Task requirements |
Determine how many lines contain the string "Владимир". Reply with that figure and nothing else.

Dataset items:
=======

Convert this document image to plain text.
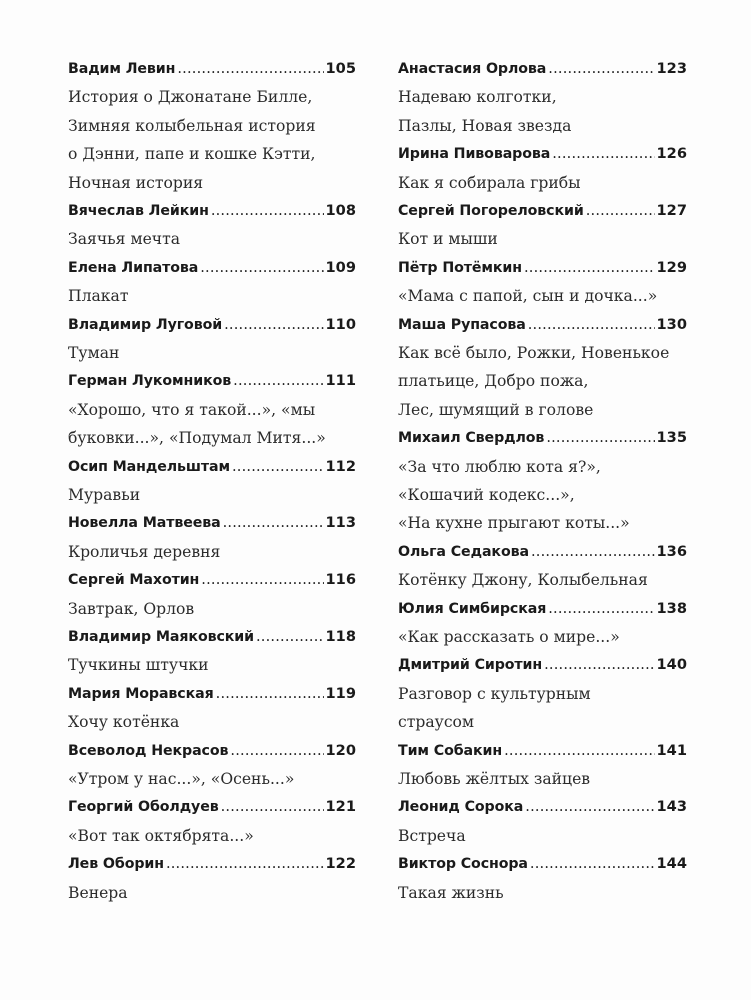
Вадим Левин .....	105
История о Джонатане Билле,
Зимняя колыбельная история
о Дэнни, папе и кошке Кэтти,
Ночная история
Вячеслав Лейкин .....	108
Заячья мечта
Елена Липатова .....	109
Плакат
Владимир Луговой .....	110
Туман
Герман Лукомников .....	111
«Хорошо, что я такой...», «мы
буковки...», «Подумал Митя...»
Осип Мандельштам .....	112
Муравьи
Новелла Матвеева .....	113
Кроличья деревня
Сергей Махотин .....	116
Завтрак, Орлов
Владимир Маяковский .....	118
Тучкины штучки
Мария Моравская .....	119
Хочу котёнка
Всеволод Некрасов .....	120
«Утром у нас...», «Осень...»
Георгий Оболдуев .....	121
«Вот так октябрята...»
Лев Оборин .....	122
Венера
Анастасия Орлова .....	123
Надеваю колготки,
Пазлы, Новая звезда
Ирина Пивоварова .....	126
Как я собирала грибы
Сергей Погореловский .....	127
Кот и мыши
Пётр Потёмкин .....	129
«Мама с папой, сын и дочка...»
Маша Рупасова .....	130
Как всё было, Рожки, Новенькое
платьице, Добро пожа,
Лес, шумящий в голове
Михаил Свердлов .....	135
«За что люблю кота я?»,
«Кошачий кодекс...»,
«На кухне прыгают коты...»
Ольга Седакова .....	136
Котёнку Джону, Колыбельная
Юлия Симбирская .....	138
«Как рассказать о мире...»
Дмитрий Сиротин .....	140
Разговор с культурным
страусом
Тим Собакин .....	141
Любовь жёлтых зайцев
Леонид Сорока .....	143
Встреча
Виктор Соснора .....	144
Такая жизнь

=======

Response to the exercise |
2